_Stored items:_
+ + + + + + +
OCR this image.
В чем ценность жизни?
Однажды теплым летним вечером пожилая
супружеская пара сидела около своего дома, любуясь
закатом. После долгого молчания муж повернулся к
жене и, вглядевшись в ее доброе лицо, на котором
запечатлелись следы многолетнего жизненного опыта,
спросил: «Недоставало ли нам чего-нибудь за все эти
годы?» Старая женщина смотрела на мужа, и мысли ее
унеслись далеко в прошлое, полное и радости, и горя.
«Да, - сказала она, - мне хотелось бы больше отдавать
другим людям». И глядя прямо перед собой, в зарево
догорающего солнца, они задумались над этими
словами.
+ + + + + + +
_Your goal:_ Restate the listing in full, word for word.

_The reply:_
OCR this image.
В чем ценность жизни?
Однажды теплым летним вечером пожилая
супружеская пара сидела около своего дома, любуясь
закатом. После долгого молчания муж повернулся к
жене и, вглядевшись в ее доброе лицо, на котором
запечатлелись следы многолетнего жизненного опыта,
спросил: «Недоставало ли нам чего-нибудь за все эти
годы?» Старая женщина смотрела на мужа, и мысли ее
унеслись далеко в прошлое, полное и радости, и горя.
«Да, - сказала она, - мне хотелось бы больше отдавать
другим людям». И глядя прямо перед собой, в зарево
догорающего солнца, они задумались над этими
словами.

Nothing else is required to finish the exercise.